§ The exercise:
How many of the lines here include "CH₂Cl₂"? Answer with a single number.

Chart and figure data
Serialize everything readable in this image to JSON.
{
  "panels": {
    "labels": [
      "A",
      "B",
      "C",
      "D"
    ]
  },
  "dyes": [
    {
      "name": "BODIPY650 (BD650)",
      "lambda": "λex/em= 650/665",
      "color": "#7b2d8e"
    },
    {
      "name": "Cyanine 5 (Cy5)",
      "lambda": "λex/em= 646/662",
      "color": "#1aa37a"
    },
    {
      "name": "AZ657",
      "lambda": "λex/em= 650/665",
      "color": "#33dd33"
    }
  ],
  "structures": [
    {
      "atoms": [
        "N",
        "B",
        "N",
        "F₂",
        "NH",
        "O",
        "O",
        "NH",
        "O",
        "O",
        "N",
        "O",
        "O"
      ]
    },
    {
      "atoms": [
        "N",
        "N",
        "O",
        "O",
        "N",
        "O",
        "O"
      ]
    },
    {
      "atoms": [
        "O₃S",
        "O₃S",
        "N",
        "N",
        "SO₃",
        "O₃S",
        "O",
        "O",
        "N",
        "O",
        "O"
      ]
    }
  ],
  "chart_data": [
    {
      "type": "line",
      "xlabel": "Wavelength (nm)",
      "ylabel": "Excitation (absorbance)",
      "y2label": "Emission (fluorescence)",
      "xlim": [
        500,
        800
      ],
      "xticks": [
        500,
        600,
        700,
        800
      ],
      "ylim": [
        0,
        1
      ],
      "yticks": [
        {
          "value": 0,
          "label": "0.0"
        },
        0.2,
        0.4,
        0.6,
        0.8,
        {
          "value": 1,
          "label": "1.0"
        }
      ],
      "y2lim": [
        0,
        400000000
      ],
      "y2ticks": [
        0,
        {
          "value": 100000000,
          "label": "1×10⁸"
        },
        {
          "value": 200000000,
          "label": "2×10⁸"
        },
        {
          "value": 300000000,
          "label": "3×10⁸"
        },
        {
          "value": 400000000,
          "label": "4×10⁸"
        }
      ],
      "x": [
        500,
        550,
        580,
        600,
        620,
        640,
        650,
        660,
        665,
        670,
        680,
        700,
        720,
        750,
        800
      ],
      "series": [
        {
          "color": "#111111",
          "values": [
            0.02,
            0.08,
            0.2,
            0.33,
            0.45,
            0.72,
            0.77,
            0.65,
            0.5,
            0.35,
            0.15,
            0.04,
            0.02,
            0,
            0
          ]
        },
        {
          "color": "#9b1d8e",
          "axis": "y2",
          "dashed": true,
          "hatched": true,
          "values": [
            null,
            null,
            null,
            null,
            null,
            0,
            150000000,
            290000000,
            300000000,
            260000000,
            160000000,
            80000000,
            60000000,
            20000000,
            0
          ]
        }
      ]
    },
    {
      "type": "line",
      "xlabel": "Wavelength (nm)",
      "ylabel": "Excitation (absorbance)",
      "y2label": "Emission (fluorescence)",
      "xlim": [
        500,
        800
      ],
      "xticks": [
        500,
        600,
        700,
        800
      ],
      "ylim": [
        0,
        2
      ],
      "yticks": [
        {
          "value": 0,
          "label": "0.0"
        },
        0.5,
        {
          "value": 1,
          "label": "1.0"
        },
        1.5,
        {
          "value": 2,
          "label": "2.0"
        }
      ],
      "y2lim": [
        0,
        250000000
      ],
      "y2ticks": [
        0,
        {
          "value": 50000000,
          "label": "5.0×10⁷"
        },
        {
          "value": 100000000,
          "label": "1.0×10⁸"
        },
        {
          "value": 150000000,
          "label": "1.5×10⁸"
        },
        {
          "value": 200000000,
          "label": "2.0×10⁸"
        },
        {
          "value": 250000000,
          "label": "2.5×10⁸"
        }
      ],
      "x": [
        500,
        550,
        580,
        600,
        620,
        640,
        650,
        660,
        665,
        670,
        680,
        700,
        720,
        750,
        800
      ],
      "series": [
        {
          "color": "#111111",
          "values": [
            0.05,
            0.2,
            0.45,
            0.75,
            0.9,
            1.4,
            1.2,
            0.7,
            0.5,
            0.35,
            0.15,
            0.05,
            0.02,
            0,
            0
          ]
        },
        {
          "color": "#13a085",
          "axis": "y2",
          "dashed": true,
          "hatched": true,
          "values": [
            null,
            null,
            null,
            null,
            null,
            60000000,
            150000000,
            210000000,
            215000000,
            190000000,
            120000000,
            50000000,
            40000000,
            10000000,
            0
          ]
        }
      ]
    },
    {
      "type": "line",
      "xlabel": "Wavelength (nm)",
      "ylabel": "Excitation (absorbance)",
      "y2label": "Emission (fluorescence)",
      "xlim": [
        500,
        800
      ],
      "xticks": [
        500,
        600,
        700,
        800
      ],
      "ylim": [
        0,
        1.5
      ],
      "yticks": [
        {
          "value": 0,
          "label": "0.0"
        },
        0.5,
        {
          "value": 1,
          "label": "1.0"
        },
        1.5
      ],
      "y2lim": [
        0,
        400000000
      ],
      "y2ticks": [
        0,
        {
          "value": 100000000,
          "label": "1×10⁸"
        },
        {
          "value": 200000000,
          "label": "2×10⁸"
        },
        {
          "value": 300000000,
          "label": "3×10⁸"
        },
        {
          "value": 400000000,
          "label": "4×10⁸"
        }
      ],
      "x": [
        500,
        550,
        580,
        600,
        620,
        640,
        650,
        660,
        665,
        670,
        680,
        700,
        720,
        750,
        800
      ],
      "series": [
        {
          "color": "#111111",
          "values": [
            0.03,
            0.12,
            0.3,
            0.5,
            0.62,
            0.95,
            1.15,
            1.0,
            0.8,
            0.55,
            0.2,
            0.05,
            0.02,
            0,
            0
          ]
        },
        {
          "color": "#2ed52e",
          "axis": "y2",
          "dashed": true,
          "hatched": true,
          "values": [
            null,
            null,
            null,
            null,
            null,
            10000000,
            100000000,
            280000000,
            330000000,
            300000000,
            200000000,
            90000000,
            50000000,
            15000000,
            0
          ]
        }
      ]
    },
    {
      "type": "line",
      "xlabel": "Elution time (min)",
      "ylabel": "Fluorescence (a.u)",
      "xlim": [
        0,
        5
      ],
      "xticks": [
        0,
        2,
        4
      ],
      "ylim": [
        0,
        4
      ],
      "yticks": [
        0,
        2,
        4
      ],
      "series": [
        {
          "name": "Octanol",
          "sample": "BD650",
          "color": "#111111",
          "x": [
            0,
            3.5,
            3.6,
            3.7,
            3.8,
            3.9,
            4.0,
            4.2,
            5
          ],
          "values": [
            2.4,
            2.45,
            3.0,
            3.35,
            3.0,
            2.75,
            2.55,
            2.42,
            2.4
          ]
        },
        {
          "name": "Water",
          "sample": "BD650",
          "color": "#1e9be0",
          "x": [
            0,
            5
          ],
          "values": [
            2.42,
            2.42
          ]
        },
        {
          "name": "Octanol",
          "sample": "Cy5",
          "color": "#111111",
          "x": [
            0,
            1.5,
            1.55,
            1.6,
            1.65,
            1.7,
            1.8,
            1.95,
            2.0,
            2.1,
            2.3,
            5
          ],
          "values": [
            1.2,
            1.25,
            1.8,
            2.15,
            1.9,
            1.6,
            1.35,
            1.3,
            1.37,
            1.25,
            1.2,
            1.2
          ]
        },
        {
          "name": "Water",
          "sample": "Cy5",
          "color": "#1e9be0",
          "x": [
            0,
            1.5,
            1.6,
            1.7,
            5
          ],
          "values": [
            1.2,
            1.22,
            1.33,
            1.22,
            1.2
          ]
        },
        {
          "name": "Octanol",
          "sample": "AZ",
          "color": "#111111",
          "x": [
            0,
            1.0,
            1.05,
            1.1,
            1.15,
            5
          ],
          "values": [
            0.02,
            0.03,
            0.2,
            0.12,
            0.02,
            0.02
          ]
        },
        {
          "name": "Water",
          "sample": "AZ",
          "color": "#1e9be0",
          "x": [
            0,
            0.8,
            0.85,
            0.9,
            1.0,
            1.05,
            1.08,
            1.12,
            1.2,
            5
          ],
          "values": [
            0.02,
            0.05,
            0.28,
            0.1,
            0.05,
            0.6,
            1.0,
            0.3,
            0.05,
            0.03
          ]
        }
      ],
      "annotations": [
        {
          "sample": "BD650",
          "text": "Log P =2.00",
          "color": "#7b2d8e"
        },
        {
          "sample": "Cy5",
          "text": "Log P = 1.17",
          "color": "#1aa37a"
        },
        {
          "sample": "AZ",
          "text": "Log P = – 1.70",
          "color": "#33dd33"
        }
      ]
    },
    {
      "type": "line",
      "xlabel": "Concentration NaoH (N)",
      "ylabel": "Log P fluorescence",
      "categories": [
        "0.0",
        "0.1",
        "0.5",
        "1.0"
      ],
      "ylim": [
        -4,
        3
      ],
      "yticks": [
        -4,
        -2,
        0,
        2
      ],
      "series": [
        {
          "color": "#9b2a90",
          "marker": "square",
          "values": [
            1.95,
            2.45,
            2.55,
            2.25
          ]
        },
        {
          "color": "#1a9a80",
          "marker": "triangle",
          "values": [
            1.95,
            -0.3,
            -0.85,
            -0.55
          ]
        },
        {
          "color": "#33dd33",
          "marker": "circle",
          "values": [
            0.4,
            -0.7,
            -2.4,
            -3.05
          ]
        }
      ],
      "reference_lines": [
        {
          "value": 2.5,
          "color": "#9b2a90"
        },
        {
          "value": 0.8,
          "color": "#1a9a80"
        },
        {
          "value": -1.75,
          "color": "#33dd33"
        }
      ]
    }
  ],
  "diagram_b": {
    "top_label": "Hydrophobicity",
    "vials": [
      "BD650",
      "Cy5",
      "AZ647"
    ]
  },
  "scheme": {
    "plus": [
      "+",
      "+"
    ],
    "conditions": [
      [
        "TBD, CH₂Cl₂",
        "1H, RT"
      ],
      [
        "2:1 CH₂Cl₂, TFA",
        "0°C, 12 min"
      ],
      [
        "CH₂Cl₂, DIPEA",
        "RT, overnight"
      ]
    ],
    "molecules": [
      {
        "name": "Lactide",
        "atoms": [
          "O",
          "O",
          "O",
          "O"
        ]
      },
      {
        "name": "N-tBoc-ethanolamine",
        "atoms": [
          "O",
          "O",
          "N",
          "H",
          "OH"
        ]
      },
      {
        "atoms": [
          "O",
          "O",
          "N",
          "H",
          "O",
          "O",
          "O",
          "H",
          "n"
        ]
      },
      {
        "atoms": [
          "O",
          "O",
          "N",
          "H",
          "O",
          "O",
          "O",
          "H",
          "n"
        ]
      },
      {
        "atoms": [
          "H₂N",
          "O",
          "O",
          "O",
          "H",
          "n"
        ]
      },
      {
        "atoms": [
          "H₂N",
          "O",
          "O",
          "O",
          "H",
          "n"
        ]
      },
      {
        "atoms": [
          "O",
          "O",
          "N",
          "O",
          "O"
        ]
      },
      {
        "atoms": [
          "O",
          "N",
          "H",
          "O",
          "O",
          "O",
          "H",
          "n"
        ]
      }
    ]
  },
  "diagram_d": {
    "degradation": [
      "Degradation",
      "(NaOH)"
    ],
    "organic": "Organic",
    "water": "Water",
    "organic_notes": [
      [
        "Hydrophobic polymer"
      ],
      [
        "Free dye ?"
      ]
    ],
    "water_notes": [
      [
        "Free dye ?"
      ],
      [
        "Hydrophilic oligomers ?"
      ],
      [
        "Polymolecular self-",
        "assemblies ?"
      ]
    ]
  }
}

§ Result of the task:
3